— START —

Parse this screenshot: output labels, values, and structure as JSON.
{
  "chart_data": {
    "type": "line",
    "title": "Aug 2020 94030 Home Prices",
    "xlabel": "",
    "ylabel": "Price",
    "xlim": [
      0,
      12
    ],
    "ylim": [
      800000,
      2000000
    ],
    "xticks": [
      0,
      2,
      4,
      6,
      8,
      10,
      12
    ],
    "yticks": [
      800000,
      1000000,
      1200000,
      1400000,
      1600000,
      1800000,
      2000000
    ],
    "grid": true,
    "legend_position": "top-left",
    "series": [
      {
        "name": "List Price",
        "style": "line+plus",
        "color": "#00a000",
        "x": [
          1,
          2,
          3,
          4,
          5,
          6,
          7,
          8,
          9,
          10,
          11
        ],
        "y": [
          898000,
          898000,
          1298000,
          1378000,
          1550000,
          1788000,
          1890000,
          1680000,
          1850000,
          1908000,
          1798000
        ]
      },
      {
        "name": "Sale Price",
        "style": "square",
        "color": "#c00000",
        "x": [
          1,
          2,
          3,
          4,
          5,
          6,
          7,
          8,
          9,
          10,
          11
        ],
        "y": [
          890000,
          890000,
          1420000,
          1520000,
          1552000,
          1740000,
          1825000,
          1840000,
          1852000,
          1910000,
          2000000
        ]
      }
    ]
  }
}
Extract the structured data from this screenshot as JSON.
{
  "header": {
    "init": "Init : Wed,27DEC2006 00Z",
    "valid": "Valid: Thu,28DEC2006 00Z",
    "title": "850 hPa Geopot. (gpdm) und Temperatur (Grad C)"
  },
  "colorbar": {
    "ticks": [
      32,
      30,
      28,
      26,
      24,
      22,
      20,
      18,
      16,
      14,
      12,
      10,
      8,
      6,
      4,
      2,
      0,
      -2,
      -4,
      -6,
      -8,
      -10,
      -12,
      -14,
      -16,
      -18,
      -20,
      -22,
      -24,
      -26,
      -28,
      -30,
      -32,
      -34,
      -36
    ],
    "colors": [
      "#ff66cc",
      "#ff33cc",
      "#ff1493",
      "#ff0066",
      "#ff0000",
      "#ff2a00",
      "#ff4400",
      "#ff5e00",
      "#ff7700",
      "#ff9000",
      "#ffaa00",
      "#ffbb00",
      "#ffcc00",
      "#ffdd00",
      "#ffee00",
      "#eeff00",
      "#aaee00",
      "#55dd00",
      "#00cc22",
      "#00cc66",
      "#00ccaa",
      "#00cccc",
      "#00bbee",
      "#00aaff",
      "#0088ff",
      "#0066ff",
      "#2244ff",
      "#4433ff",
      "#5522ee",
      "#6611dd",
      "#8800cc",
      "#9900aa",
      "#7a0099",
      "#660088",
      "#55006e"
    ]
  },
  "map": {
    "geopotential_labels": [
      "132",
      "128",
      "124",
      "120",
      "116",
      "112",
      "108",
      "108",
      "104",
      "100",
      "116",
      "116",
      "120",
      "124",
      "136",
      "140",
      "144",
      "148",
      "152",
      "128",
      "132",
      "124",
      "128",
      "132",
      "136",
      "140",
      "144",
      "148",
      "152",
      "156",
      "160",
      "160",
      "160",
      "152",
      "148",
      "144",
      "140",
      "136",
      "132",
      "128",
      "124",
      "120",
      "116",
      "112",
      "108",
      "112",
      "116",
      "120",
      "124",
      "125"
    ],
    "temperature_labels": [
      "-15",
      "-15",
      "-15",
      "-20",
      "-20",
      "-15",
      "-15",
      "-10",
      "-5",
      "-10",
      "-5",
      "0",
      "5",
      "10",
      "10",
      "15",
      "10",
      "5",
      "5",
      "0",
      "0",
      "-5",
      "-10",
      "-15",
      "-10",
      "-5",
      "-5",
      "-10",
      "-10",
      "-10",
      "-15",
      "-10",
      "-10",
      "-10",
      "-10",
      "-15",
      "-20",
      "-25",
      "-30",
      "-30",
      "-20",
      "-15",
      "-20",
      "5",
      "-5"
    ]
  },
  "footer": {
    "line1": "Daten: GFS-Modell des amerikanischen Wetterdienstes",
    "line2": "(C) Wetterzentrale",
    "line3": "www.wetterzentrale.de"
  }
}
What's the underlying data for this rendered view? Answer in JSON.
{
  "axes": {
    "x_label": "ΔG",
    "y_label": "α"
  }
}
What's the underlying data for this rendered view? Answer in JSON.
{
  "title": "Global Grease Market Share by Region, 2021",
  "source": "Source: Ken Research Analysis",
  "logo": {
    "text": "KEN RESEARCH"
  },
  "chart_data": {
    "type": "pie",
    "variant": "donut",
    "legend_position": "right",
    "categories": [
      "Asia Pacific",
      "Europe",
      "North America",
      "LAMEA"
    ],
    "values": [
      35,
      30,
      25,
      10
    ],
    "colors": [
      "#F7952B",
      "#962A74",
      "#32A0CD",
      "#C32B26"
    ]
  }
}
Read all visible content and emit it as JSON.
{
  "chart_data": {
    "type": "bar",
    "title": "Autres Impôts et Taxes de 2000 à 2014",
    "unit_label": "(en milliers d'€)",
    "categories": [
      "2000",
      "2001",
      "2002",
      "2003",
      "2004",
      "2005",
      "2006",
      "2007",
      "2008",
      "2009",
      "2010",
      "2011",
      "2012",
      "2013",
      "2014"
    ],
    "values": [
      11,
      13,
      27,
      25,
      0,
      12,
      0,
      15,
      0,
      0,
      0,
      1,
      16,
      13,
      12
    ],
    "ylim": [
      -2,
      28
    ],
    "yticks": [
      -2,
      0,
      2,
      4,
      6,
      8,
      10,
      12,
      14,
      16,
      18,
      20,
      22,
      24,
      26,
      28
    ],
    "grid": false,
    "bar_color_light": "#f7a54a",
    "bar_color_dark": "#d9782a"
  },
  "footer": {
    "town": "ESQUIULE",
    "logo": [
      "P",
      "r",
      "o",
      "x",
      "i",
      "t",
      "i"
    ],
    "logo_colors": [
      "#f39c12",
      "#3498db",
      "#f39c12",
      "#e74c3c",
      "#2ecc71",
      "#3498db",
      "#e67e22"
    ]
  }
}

— END —

## Exercise goal
Produce an exact copy of every entry above.

## Exercise solution
Parse this screenshot: output labels, values, and structure as JSON.
{
  "chart_data": {
    "type": "line",
    "title": "Aug 2020 94030 Home Prices",
    "xlabel": "",
    "ylabel": "Price",
    "xlim": [
      0,
      12
    ],
    "ylim": [
      800000,
      2000000
    ],
    "xticks": [
      0,
      2,
      4,
      6,
      8,
      10,
      12
    ],
    "yticks": [
      800000,
      1000000,
      1200000,
      1400000,
      1600000,
      1800000,
      2000000
    ],
    "grid": true,
    "legend_position": "top-left",
    "series": [
      {
        "name": "List Price",
        "style": "line+plus",
        "color": "#00a000",
        "x": [
          1,
          2,
          3,
          4,
          5,
          6,
          7,
          8,
          9,
          10,
          11
        ],
        "y": [
          898000,
          898000,
          1298000,
          1378000,
          1550000,
          1788000,
          1890000,
          1680000,
          1850000,
          1908000,
          1798000
        ]
      },
      {
        "name": "Sale Price",
        "style": "square",
        "color": "#c00000",
        "x": [
          1,
          2,
          3,
          4,
          5,
          6,
          7,
          8,
          9,
          10,
          11
        ],
        "y": [
          890000,
          890000,
          1420000,
          1520000,
          1552000,
          1740000,
          1825000,
          1840000,
          1852000,
          1910000,
          2000000
        ]
      }
    ]
  }
}
Extract the structured data from this screenshot as JSON.
{
  "header": {
    "init": "Init : Wed,27DEC2006 00Z",
    "valid": "Valid: Thu,28DEC2006 00Z",
    "title": "850 hPa Geopot. (gpdm) und Temperatur (Grad C)"
  },
  "colorbar": {
    "ticks": [
      32,
      30,
      28,
      26,
      24,
      22,
      20,
      18,
      16,
      14,
      12,
      10,
      8,
      6,
      4,
      2,
      0,
      -2,
      -4,
      -6,
      -8,
      -10,
      -12,
      -14,
      -16,
      -18,
      -20,
      -22,
      -24,
      -26,
      -28,
      -30,
      -32,
      -34,
      -36
    ],
    "colors": [
      "#ff66cc",
      "#ff33cc",
      "#ff1493",
      "#ff0066",
      "#ff0000",
      "#ff2a00",
      "#ff4400",
      "#ff5e00",
      "#ff7700",
      "#ff9000",
      "#ffaa00",
      "#ffbb00",
      "#ffcc00",
      "#ffdd00",
      "#ffee00",
      "#eeff00",
      "#aaee00",
      "#55dd00",
      "#00cc22",
      "#00cc66",
      "#00ccaa",
      "#00cccc",
      "#00bbee",
      "#00aaff",
      "#0088ff",
      "#0066ff",
      "#2244ff",
      "#4433ff",
      "#5522ee",
      "#6611dd",
      "#8800cc",
      "#9900aa",
      "#7a0099",
      "#660088",
      "#55006e"
    ]
  },
  "map": {
    "geopotential_labels": [
      "132",
      "128",
      "124",
      "120",
      "116",
      "112",
      "108",
      "108",
      "104",
      "100",
      "116",
      "116",
      "120",
      "124",
      "136",
      "140",
      "144",
      "148",
      "152",
      "128",
      "132",
      "124",
      "128",
      "132",
      "136",
      "140",
      "144",
      "148",
      "152",
      "156",
      "160",
      "160",
      "160",
      "152",
      "148",
      "144",
      "140",
      "136",
      "132",
      "128",
      "124",
      "120",
      "116",
      "112",
      "108",
      "112",
      "116",
      "120",
      "124",
      "125"
    ],
    "temperature_labels": [
      "-15",
      "-15",
      "-15",
      "-20",
      "-20",
      "-15",
      "-15",
      "-10",
      "-5",
      "-10",
      "-5",
      "0",
      "5",
      "10",
      "10",
      "15",
      "10",
      "5",
      "5",
      "0",
      "0",
      "-5",
      "-10",
      "-15",
      "-10",
      "-5",
      "-5",
      "-10",
      "-10",
      "-10",
      "-15",
      "-10",
      "-10",
      "-10",
      "-10",
      "-15",
      "-20",
      "-25",
      "-30",
      "-30",
      "-20",
      "-15",
      "-20",
      "5",
      "-5"
    ]
  },
  "footer": {
    "line1": "Daten: GFS-Modell des amerikanischen Wetterdienstes",
    "line2": "(C) Wetterzentrale",
    "line3": "www.wetterzentrale.de"
  }
}
What's the underlying data for this rendered view? Answer in JSON.
{
  "axes": {
    "x_label": "ΔG",
    "y_label": "α"
  }
}
What's the underlying data for this rendered view? Answer in JSON.
{
  "title": "Global Grease Market Share by Region, 2021",
  "source": "Source: Ken Research Analysis",
  "logo": {
    "text": "KEN RESEARCH"
  },
  "chart_data": {
    "type": "pie",
    "variant": "donut",
    "legend_position": "right",
    "categories": [
      "Asia Pacific",
      "Europe",
      "North America",
      "LAMEA"
    ],
    "values": [
      35,
      30,
      25,
      10
    ],
    "colors": [
      "#F7952B",
      "#962A74",
      "#32A0CD",
      "#C32B26"
    ]
  }
}
Read all visible content and emit it as JSON.
{
  "chart_data": {
    "type": "bar",
    "title": "Autres Impôts et Taxes de 2000 à 2014",
    "unit_label": "(en milliers d'€)",
    "categories": [
      "2000",
      "2001",
      "2002",
      "2003",
      "2004",
      "2005",
      "2006",
      "2007",
      "2008",
      "2009",
      "2010",
      "2011",
      "2012",
      "2013",
      "2014"
    ],
    "values": [
      11,
      13,
      27,
      25,
      0,
      12,
      0,
      15,
      0,
      0,
      0,
      1,
      16,
      13,
      12
    ],
    "ylim": [
      -2,
      28
    ],
    "yticks": [
      -2,
      0,
      2,
      4,
      6,
      8,
      10,
      12,
      14,
      16,
      18,
      20,
      22,
      24,
      26,
      28
    ],
    "grid": false,
    "bar_color_light": "#f7a54a",
    "bar_color_dark": "#d9782a"
  },
  "footer": {
    "town": "ESQUIULE",
    "logo": [
      "P",
      "r",
      "o",
      "x",
      "i",
      "t",
      "i"
    ],
    "logo_colors": [
      "#f39c12",
      "#3498db",
      "#f39c12",
      "#e74c3c",
      "#2ecc71",
      "#3498db",
      "#e67e22"
    ]
  }
}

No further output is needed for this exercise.